- WHAT IS NEEDED
In your copy, leave out the pictures; write out all the data exactly.

───

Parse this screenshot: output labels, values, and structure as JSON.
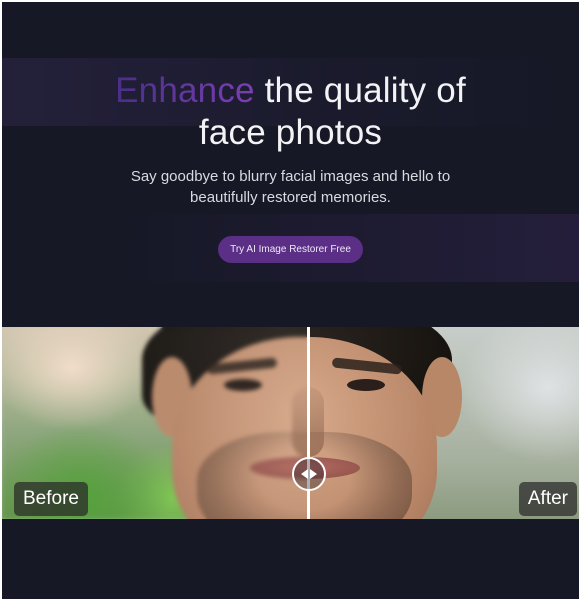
{
  "hero": {
    "headline_accent": "Enhance",
    "headline_rest": " the quality of",
    "headline_line2": "face photos",
    "subtitle": "Say goodbye to blurry facial images and hello to beautifully restored memories.",
    "cta_label": "Try AI Image Restorer Free"
  },
  "comparison": {
    "before_label": "Before",
    "after_label": "After",
    "handle_icon": "left-right-arrows-icon"
  },
  "colors": {
    "background": "#161826",
    "accent": "#5b2f86",
    "text": "#f3f3f6"
  }
}
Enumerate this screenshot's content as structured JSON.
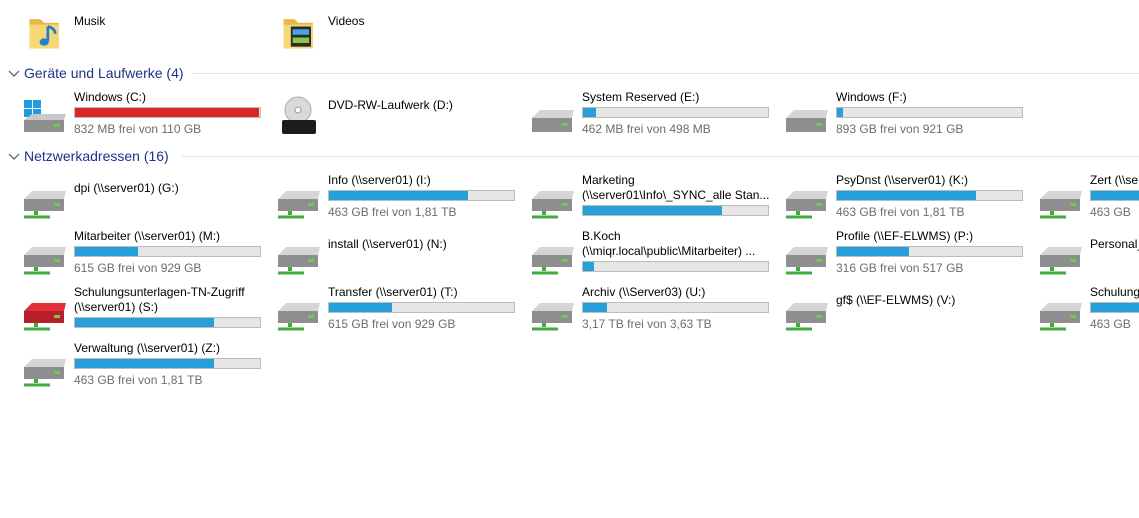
{
  "folders": [
    {
      "name": "Musik",
      "icon": "music-folder-icon"
    },
    {
      "name": "Videos",
      "icon": "video-folder-icon"
    }
  ],
  "groups": {
    "devices": {
      "label": "Geräte und Laufwerke (4)"
    },
    "network": {
      "label": "Netzwerkadressen (16)"
    }
  },
  "devices": [
    {
      "name": "Windows (C:)",
      "free": "832 MB frei von 110 GB",
      "used_fraction": 0.993,
      "icon": "windows-drive-icon",
      "status_color": "#da2626"
    },
    {
      "name": "DVD-RW-Laufwerk (D:)",
      "icon": "dvd-drive-icon"
    },
    {
      "name": "System Reserved (E:)",
      "free": "462 MB frei von 498 MB",
      "used_fraction": 0.07,
      "icon": "hard-drive-icon"
    },
    {
      "name": "Windows (F:)",
      "free": "893 GB frei von 921 GB",
      "used_fraction": 0.03,
      "icon": "hard-drive-icon"
    }
  ],
  "network": [
    {
      "name": "dpi (\\\\server01) (G:)"
    },
    {
      "name": "Info (\\\\server01) (I:)",
      "free": "463 GB frei von 1,81 TB",
      "used_fraction": 0.75
    },
    {
      "name": "Marketing",
      "name2": "(\\\\server01\\Info\\_SYNC_alle Stan...",
      "used_fraction": 0.75
    },
    {
      "name": "PsyDnst (\\\\server01) (K:)",
      "free": "463 GB frei von 1,81 TB",
      "used_fraction": 0.75
    },
    {
      "name": "Zert (\\\\se",
      "free": "463 GB",
      "used_fraction": 0.75
    },
    {
      "name": "Mitarbeiter (\\\\server01) (M:)",
      "free": "615 GB frei von 929 GB",
      "used_fraction": 0.34
    },
    {
      "name": "install (\\\\server01) (N:)"
    },
    {
      "name": "B.Koch",
      "name2": "(\\\\miqr.local\\public\\Mitarbeiter) ...",
      "used_fraction": 0.06
    },
    {
      "name": "Profile (\\\\EF-ELWMS) (P:)",
      "free": "316 GB frei von 517 GB",
      "used_fraction": 0.39
    },
    {
      "name": "Personal_"
    },
    {
      "name": "Schulungsunterlagen-TN-Zugriff",
      "name2": "(\\\\server01) (S:)",
      "used_fraction": 0.75,
      "icon": "red-network-drive-icon"
    },
    {
      "name": "Transfer (\\\\server01) (T:)",
      "free": "615 GB frei von 929 GB",
      "used_fraction": 0.34
    },
    {
      "name": "Archiv (\\\\Server03) (U:)",
      "free": "3,17 TB frei von 3,63 TB",
      "used_fraction": 0.13
    },
    {
      "name": "gf$ (\\\\EF-ELWMS) (V:)"
    },
    {
      "name": "Schulung",
      "free": "463 GB",
      "used_fraction": 0.75
    },
    {
      "name": "Verwaltung (\\\\server01) (Z:)",
      "free": "463 GB frei von 1,81 TB",
      "used_fraction": 0.75
    }
  ],
  "colors": {
    "bar_fill": "#26a0da",
    "bar_full": "#da2626",
    "group_label": "#1e3287"
  }
}
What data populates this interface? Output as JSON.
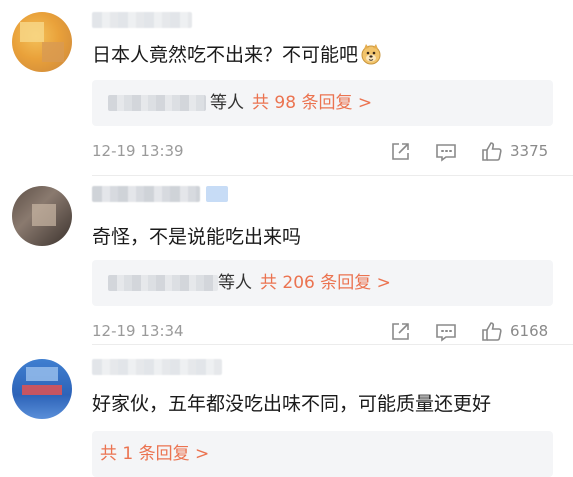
{
  "comments": [
    {
      "text": "日本人竟然吃不出来？不可能吧",
      "reply_suffix": "等人",
      "reply_count": "共 98 条回复 >",
      "time": "12-19 13:39",
      "likes": "3375"
    },
    {
      "text": "奇怪，不是说能吃出来吗",
      "reply_suffix": "等人",
      "reply_count": "共 206 条回复 >",
      "time": "12-19 13:34",
      "likes": "6168"
    },
    {
      "text": "好家伙，五年都没吃出味不同，可能质量还更好",
      "reply_count": "共 1 条回复 >"
    }
  ],
  "colors": {
    "accent": "#eb7350",
    "meta": "#9a9a9a",
    "reply_bg": "#f4f5f7"
  }
}
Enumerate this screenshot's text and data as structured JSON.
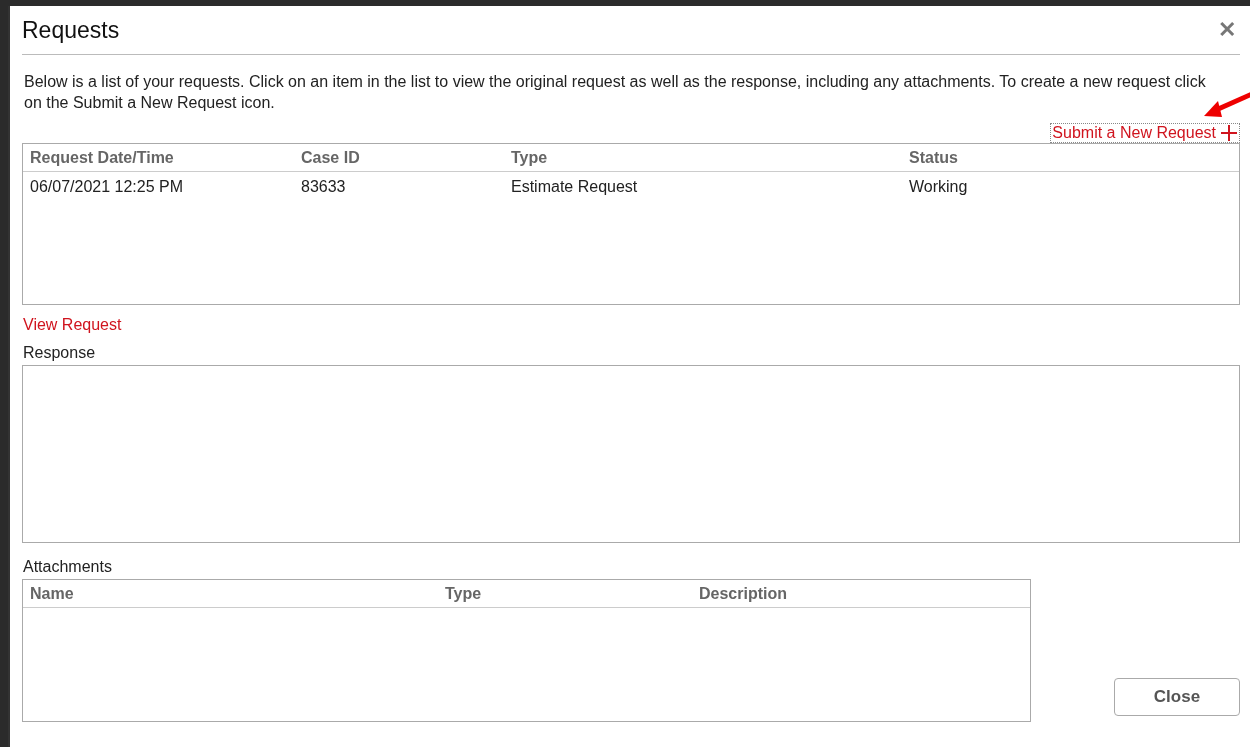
{
  "window": {
    "title": "Requests",
    "close_icon": "✕"
  },
  "intro": "Below is a list of your requests. Click on an item in the list to view the original request as well as the response, including any attachments. To create a new request click on the Submit a New Request icon.",
  "submit_link": {
    "label": "Submit a New Request"
  },
  "requests_table": {
    "columns": [
      "Request Date/Time",
      "Case ID",
      "Type",
      "Status"
    ],
    "rows": [
      {
        "cells": [
          "06/07/2021 12:25 PM",
          "83633",
          "Estimate Request",
          "Working"
        ],
        "selected": false
      }
    ]
  },
  "view_request_link": "View Request",
  "response": {
    "label": "Response"
  },
  "attachments": {
    "label": "Attachments",
    "columns": [
      "Name",
      "Type",
      "Description"
    ]
  },
  "buttons": [
    "Close"
  ]
}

───

- ANSWER TO THE TASK
Parse this screenshot: output labels, values, and structure as JSON.
{
  "hero": {
    "headline_accent": "Enhance",
    "headline_rest": " the quality of",
    "headline_line2": "face photos",
    "subtitle": "Say goodbye to blurry facial images and hello to beautifully restored memories.",
    "cta_label": "Try AI Image Restorer Free"
  },
  "comparison": {
    "before_label": "Before",
    "after_label": "After",
    "handle_icon": "left-right-arrows-icon"
  },
  "colors": {
    "background": "#161826",
    "accent": "#5b2f86",
    "text": "#f3f3f6"
  }
}
Enumerate this screenshot's content as structured JSON.
{
  "folders": [
    {
      "name": "Musik",
      "icon": "music-folder-icon"
    },
    {
      "name": "Videos",
      "icon": "video-folder-icon"
    }
  ],
  "groups": {
    "devices": {
      "label": "Geräte und Laufwerke (4)"
    },
    "network": {
      "label": "Netzwerkadressen (16)"
    }
  },
  "devices": [
    {
      "name": "Windows (C:)",
      "free": "832 MB frei von 110 GB",
      "used_fraction": 0.993,
      "icon": "windows-drive-icon",
      "status_color": "#da2626"
    },
    {
      "name": "DVD-RW-Laufwerk (D:)",
      "icon": "dvd-drive-icon"
    },
    {
      "name": "System Reserved (E:)",
      "free": "462 MB frei von 498 MB",
      "used_fraction": 0.07,
      "icon": "hard-drive-icon"
    },
    {
      "name": "Windows (F:)",
      "free": "893 GB frei von 921 GB",
      "used_fraction": 0.03,
      "icon": "hard-drive-icon"
    }
  ],
  "network": [
    {
      "name": "dpi (\\\\server01) (G:)"
    },
    {
      "name": "Info (\\\\server01) (I:)",
      "free": "463 GB frei von 1,81 TB",
      "used_fraction": 0.75
    },
    {
      "name": "Marketing",
      "name2": "(\\\\server01\\Info\\_SYNC_alle Stan...",
      "used_fraction": 0.75
    },
    {
      "name": "PsyDnst (\\\\server01) (K:)",
      "free": "463 GB frei von 1,81 TB",
      "used_fraction": 0.75
    },
    {
      "name": "Zert (\\\\se",
      "free": "463 GB",
      "used_fraction": 0.75
    },
    {
      "name": "Mitarbeiter (\\\\server01) (M:)",
      "free": "615 GB frei von 929 GB",
      "used_fraction": 0.34
    },
    {
      "name": "install (\\\\server01) (N:)"
    },
    {
      "name": "B.Koch",
      "name2": "(\\\\miqr.local\\public\\Mitarbeiter) ...",
      "used_fraction": 0.06
    },
    {
      "name": "Profile (\\\\EF-ELWMS) (P:)",
      "free": "316 GB frei von 517 GB",
      "used_fraction": 0.39
    },
    {
      "name": "Personal_"
    },
    {
      "name": "Schulungsunterlagen-TN-Zugriff",
      "name2": "(\\\\server01) (S:)",
      "used_fraction": 0.75,
      "icon": "red-network-drive-icon"
    },
    {
      "name": "Transfer (\\\\server01) (T:)",
      "free": "615 GB frei von 929 GB",
      "used_fraction": 0.34
    },
    {
      "name": "Archiv (\\\\Server03) (U:)",
      "free": "3,17 TB frei von 3,63 TB",
      "used_fraction": 0.13
    },
    {
      "name": "gf$ (\\\\EF-ELWMS) (V:)"
    },
    {
      "name": "Schulung",
      "free": "463 GB",
      "used_fraction": 0.75
    },
    {
      "name": "Verwaltung (\\\\server01) (Z:)",
      "free": "463 GB frei von 1,81 TB",
      "used_fraction": 0.75
    }
  ],
  "colors": {
    "bar_fill": "#26a0da",
    "bar_full": "#da2626",
    "group_label": "#1e3287"
  }
}
What data populates this interface? Output as JSON.
{
  "comments": [
    {
      "text": "日本人竟然吃不出来？不可能吧",
      "reply_suffix": "等人",
      "reply_count": "共 98 条回复 >",
      "time": "12-19 13:39",
      "likes": "3375"
    },
    {
      "text": "奇怪，不是说能吃出来吗",
      "reply_suffix": "等人",
      "reply_count": "共 206 条回复 >",
      "time": "12-19 13:34",
      "likes": "6168"
    },
    {
      "text": "好家伙，五年都没吃出味不同，可能质量还更好",
      "reply_count": "共 1 条回复 >"
    }
  ],
  "colors": {
    "accent": "#eb7350",
    "meta": "#9a9a9a",
    "reply_bg": "#f4f5f7"
  }
}
Enumerate this screenshot's text and data as structured JSON.
{
  "window": {
    "title": "Requests",
    "close_icon": "✕"
  },
  "intro": "Below is a list of your requests. Click on an item in the list to view the original request as well as the response, including any attachments. To create a new request click on the Submit a New Request icon.",
  "submit_link": {
    "label": "Submit a New Request"
  },
  "requests_table": {
    "columns": [
      "Request Date/Time",
      "Case ID",
      "Type",
      "Status"
    ],
    "rows": [
      {
        "cells": [
          "06/07/2021 12:25 PM",
          "83633",
          "Estimate Request",
          "Working"
        ],
        "selected": false
      }
    ]
  },
  "view_request_link": "View Request",
  "response": {
    "label": "Response"
  },
  "attachments": {
    "label": "Attachments",
    "columns": [
      "Name",
      "Type",
      "Description"
    ]
  },
  "buttons": [
    "Close"
  ]
}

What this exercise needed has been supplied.